---------- RECORD LIST ----------

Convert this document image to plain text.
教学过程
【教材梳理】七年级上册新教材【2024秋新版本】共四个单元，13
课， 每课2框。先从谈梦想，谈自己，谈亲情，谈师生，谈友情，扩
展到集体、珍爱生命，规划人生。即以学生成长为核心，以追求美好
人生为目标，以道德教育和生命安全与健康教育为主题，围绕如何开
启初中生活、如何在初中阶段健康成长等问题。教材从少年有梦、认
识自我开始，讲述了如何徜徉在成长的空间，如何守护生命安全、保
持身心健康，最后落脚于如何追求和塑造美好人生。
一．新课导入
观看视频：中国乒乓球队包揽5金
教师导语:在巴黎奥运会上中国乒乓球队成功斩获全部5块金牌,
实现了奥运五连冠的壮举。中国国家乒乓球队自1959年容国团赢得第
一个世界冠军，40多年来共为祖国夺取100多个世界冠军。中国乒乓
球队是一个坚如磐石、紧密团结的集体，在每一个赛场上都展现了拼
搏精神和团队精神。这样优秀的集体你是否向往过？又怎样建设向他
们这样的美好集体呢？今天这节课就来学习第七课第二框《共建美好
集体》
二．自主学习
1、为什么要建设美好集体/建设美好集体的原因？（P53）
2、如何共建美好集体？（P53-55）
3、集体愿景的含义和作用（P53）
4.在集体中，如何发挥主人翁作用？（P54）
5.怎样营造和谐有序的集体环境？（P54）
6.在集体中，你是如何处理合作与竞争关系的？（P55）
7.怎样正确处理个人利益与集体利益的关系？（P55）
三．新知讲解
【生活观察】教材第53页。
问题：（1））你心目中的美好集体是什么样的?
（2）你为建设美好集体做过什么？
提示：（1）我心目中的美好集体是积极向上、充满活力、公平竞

----------

→ STATED GOAL:
Print the complete listing again, exactly as it stands.

→ SOLUTION TO THE EXERCISE:
Convert this document image to plain text.
教学过程
【教材梳理】七年级上册新教材【2024秋新版本】共四个单元，13
课， 每课2框。先从谈梦想，谈自己，谈亲情，谈师生，谈友情，扩
展到集体、珍爱生命，规划人生。即以学生成长为核心，以追求美好
人生为目标，以道德教育和生命安全与健康教育为主题，围绕如何开
启初中生活、如何在初中阶段健康成长等问题。教材从少年有梦、认
识自我开始，讲述了如何徜徉在成长的空间，如何守护生命安全、保
持身心健康，最后落脚于如何追求和塑造美好人生。
一．新课导入
观看视频：中国乒乓球队包揽5金
教师导语:在巴黎奥运会上中国乒乓球队成功斩获全部5块金牌,
实现了奥运五连冠的壮举。中国国家乒乓球队自1959年容国团赢得第
一个世界冠军，40多年来共为祖国夺取100多个世界冠军。中国乒乓
球队是一个坚如磐石、紧密团结的集体，在每一个赛场上都展现了拼
搏精神和团队精神。这样优秀的集体你是否向往过？又怎样建设向他
们这样的美好集体呢？今天这节课就来学习第七课第二框《共建美好
集体》
二．自主学习
1、为什么要建设美好集体/建设美好集体的原因？（P53）
2、如何共建美好集体？（P53-55）
3、集体愿景的含义和作用（P53）
4.在集体中，如何发挥主人翁作用？（P54）
5.怎样营造和谐有序的集体环境？（P54）
6.在集体中，你是如何处理合作与竞争关系的？（P55）
7.怎样正确处理个人利益与集体利益的关系？（P55）
三．新知讲解
【生活观察】教材第53页。
问题：（1））你心目中的美好集体是什么样的?
（2）你为建设美好集体做过什么？
提示：（1）我心目中的美好集体是积极向上、充满活力、公平竞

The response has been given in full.